Source material
#####

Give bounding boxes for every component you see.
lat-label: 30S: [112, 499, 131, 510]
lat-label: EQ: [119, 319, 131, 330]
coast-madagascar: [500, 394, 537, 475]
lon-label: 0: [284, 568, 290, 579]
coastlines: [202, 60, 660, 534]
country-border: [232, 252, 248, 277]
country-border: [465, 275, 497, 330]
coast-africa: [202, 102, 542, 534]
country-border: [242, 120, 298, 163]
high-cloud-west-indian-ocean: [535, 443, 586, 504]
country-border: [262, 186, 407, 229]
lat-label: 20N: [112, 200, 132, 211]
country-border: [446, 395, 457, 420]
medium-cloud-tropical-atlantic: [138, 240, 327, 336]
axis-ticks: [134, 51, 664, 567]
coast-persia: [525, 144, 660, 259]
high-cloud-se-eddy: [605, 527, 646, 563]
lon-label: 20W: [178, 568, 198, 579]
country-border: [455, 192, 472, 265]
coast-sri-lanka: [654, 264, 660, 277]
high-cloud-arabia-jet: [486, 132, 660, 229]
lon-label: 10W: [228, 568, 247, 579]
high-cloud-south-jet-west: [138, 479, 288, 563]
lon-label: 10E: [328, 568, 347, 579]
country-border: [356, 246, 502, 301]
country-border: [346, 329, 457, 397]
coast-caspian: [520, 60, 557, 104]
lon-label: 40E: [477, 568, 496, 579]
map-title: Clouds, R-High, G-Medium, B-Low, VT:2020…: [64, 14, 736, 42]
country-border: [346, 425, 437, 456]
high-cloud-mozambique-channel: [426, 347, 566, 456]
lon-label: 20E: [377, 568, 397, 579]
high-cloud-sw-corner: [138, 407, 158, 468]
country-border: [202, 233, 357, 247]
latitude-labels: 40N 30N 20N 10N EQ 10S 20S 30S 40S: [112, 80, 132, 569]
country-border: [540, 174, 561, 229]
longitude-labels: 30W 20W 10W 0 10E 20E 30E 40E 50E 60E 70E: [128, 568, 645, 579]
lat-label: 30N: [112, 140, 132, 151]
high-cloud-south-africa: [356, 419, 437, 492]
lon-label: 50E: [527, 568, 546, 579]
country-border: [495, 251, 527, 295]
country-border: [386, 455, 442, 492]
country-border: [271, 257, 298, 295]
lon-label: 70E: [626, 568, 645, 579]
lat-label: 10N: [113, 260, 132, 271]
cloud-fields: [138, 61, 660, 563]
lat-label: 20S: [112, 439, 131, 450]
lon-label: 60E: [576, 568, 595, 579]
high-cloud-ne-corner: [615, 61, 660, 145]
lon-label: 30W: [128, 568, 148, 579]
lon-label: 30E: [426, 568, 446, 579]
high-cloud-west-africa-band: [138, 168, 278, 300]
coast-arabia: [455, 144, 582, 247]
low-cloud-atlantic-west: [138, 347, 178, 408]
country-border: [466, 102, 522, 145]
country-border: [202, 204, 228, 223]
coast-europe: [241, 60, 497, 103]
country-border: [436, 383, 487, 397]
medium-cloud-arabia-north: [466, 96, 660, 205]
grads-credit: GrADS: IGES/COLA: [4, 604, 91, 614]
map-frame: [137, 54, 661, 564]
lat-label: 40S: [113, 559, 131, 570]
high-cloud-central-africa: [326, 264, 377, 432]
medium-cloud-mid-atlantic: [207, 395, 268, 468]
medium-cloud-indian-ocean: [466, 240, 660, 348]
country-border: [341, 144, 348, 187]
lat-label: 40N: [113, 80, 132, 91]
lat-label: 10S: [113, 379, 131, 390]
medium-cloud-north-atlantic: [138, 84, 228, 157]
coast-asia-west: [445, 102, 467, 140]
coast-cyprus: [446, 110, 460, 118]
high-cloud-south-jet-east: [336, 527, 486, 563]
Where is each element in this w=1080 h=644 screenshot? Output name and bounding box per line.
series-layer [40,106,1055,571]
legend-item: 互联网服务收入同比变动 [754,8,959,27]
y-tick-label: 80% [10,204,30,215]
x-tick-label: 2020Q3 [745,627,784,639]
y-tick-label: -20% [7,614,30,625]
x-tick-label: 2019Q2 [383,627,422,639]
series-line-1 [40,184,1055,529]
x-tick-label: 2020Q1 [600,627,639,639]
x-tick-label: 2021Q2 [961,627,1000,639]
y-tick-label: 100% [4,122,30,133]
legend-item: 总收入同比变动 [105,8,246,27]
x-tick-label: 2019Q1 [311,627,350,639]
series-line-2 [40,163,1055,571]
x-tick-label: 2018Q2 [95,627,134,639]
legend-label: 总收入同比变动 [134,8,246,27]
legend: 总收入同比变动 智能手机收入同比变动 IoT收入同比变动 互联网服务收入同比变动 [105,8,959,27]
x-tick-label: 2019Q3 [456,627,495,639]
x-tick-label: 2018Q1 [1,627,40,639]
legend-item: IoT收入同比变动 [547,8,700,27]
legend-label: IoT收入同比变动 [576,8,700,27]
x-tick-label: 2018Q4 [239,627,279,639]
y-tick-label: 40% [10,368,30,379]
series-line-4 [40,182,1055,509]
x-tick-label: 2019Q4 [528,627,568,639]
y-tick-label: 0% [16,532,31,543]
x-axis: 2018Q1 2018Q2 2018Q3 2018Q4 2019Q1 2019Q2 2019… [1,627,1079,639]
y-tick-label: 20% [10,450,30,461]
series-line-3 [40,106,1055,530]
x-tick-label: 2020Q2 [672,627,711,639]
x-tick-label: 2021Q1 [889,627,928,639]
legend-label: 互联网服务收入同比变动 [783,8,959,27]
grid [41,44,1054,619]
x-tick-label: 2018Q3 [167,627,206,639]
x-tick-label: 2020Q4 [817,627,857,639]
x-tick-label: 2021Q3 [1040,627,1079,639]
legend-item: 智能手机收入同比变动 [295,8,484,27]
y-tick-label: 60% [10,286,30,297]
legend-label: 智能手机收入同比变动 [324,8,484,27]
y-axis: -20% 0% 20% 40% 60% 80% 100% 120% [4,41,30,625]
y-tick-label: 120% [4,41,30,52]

#####

What is needed
Express every line of the records above as a JSON list of strings, one string per line, leaving out blank lines.

Reply to the task
[
  "Give bounding boxes for every component you see.",
  "lat-label: 30S: [112, 499, 131, 510]",
  "lat-label: EQ: [119, 319, 131, 330]",
  "coast-madagascar: [500, 394, 537, 475]",
  "lon-label: 0: [284, 568, 290, 579]",
  "coastlines: [202, 60, 660, 534]",
  "country-border: [232, 252, 248, 277]",
  "country-border: [465, 275, 497, 330]",
  "coast-africa: [202, 102, 542, 534]",
  "country-border: [242, 120, 298, 163]",
  "high-cloud-west-indian-ocean: [535, 443, 586, 504]",
  "country-border: [262, 186, 407, 229]",
  "lat-label: 20N: [112, 200, 132, 211]",
  "country-border: [446, 395, 457, 420]",
  "medium-cloud-tropical-atlantic: [138, 240, 327, 336]",
  "axis-ticks: [134, 51, 664, 567]",
  "coast-persia: [525, 144, 660, 259]",
  "high-cloud-se-eddy: [605, 527, 646, 563]",
  "lon-label: 20W: [178, 568, 198, 579]",
  "country-border: [455, 192, 472, 265]",
  "coast-sri-lanka: [654, 264, 660, 277]",
  "high-cloud-arabia-jet: [486, 132, 660, 229]",
  "lon-label: 10W: [228, 568, 247, 579]",
  "high-cloud-south-jet-west: [138, 479, 288, 563]",
  "lon-label: 10E: [328, 568, 347, 579]",
  "country-border: [356, 246, 502, 301]",
  "country-border: [346, 329, 457, 397]",
  "coast-caspian: [520, 60, 557, 104]",
  "lon-label: 40E: [477, 568, 496, 579]",
  "map-title: Clouds, R-High, G-Medium, B-Low, VT:2020…: [64, 14, 736, 42]",
  "country-border: [346, 425, 437, 456]",
  "high-cloud-mozambique-channel: [426, 347, 566, 456]",
  "lon-label: 20E: [377, 568, 397, 579]",
  "high-cloud-sw-corner: [138, 407, 158, 468]",
  "country-border: [202, 233, 357, 247]",
  "latitude-labels: 40N 30N 20N 10N EQ 10S 20S 30S 40S: [112, 80, 132, 569]",
  "country-border: [540, 174, 561, 229]",
  "longitude-labels: 30W 20W 10W 0 10E 20E 30E 40E 50E 60E 70E: [128, 568, 645, 579]",
  "lat-label: 30N: [112, 140, 132, 151]",
  "high-cloud-south-africa: [356, 419, 437, 492]",
  "lon-label: 50E: [527, 568, 546, 579]",
  "country-border: [495, 251, 527, 295]",
  "country-border: [386, 455, 442, 492]",
  "country-border: [271, 257, 298, 295]",
  "lon-label: 70E: [626, 568, 645, 579]",
  "lat-label: 10N: [113, 260, 132, 271]",
  "cloud-fields: [138, 61, 660, 563]",
  "lat-label: 20S: [112, 439, 131, 450]",
  "lon-label: 60E: [576, 568, 595, 579]",
  "high-cloud-ne-corner: [615, 61, 660, 145]",
  "lon-label: 30W: [128, 568, 148, 579]",
  "lon-label: 30E: [426, 568, 446, 579]",
  "high-cloud-west-africa-band: [138, 168, 278, 300]",
  "coast-arabia: [455, 144, 582, 247]",
  "low-cloud-atlantic-west: [138, 347, 178, 408]",
  "country-border: [466, 102, 522, 145]",
  "country-border: [202, 204, 228, 223]",
  "coast-europe: [241, 60, 497, 103]",
  "country-border: [436, 383, 487, 397]",
  "medium-cloud-arabia-north: [466, 96, 660, 205]",
  "grads-credit: GrADS: IGES/COLA: [4, 604, 91, 614]",
  "map-frame: [137, 54, 661, 564]",
  "lat-label: 40S: [113, 559, 131, 570]",
  "high-cloud-central-africa: [326, 264, 377, 432]",
  "medium-cloud-mid-atlantic: [207, 395, 268, 468]",
  "medium-cloud-indian-ocean: [466, 240, 660, 348]",
  "country-border: [341, 144, 348, 187]",
  "lat-label: 40N: [113, 80, 132, 91]",
  "lat-label: 10S: [113, 379, 131, 390]",
  "medium-cloud-north-atlantic: [138, 84, 228, 157]",
  "coast-asia-west: [445, 102, 467, 140]",
  "coast-cyprus: [446, 110, 460, 118]",
  "high-cloud-south-jet-east: [336, 527, 486, 563]",
  "Where is each element in this w=1080 h=644 screenshot? Output name and bounding box per line.",
  "series-layer [40,106,1055,571]",
  "legend-item: 互联网服务收入同比变动 [754,8,959,27]",
  "y-tick-label: 80% [10,204,30,215]",
  "x-tick-label: 2020Q3 [745,627,784,639]",
  "y-tick-label: -20% [7,614,30,625]",
  "x-tick-label: 2019Q2 [383,627,422,639]",
  "series-line-1 [40,184,1055,529]",
  "x-tick-label: 2020Q1 [600,627,639,639]",
  "x-tick-label: 2021Q2 [961,627,1000,639]",
  "y-tick-label: 100% [4,122,30,133]",
  "legend-item: 总收入同比变动 [105,8,246,27]",
  "x-tick-label: 2019Q1 [311,627,350,639]",
  "series-line-2 [40,163,1055,571]",
  "x-tick-label: 2018Q2 [95,627,134,639]",
  "legend-label: 总收入同比变动 [134,8,246,27]",
  "legend: 总收入同比变动 智能手机收入同比变动 IoT收入同比变动 互联网服务收入同比变动 [105,8,959,27]",
  "x-tick-label: 2019Q3 [456,627,495,639]",
  "x-tick-label: 2018Q1 [1,627,40,639]",
  "legend-item: IoT收入同比变动 [547,8,700,27]",
  "legend-label: IoT收入同比变动 [576,8,700,27]",
  "x-tick-label: 2018Q4 [239,627,279,639]",
  "y-tick-label: 40% [10,368,30,379]",
  "series-line-4 [40,182,1055,509]",
  "x-tick-label: 2019Q4 [528,627,568,639]",
  "y-tick-label: 0% [16,532,31,543]",
  "x-axis: 2018Q1 2018Q2 2018Q3 2018Q4 2019Q1 2019Q2 2019… [1,627,1079,639]",
  "y-tick-label: 20% [10,450,30,461]",
  "series-line-3 [40,106,1055,530]",
  "x-tick-label: 2020Q2 [672,627,711,639]",
  "x-tick-label: 2021Q1 [889,627,928,639]",
  "legend-label: 互联网服务收入同比变动 [783,8,959,27]",
  "grid [41,44,1054,619]",
  "x-tick-label: 2018Q3 [167,627,206,639]",
  "x-tick-label: 2020Q4 [817,627,857,639]",
  "x-tick-label: 2021Q3 [1040,627,1079,639]",
  "legend-item: 智能手机收入同比变动 [295,8,484,27]",
  "y-tick-label: 60% [10,286,30,297]",
  "legend-label: 智能手机收入同比变动 [324,8,484,27]",
  "y-axis: -20% 0% 20% 40% 60% 80% 100% 120% [4,41,30,625]",
  "y-tick-label: 120% [4,41,30,52]"
]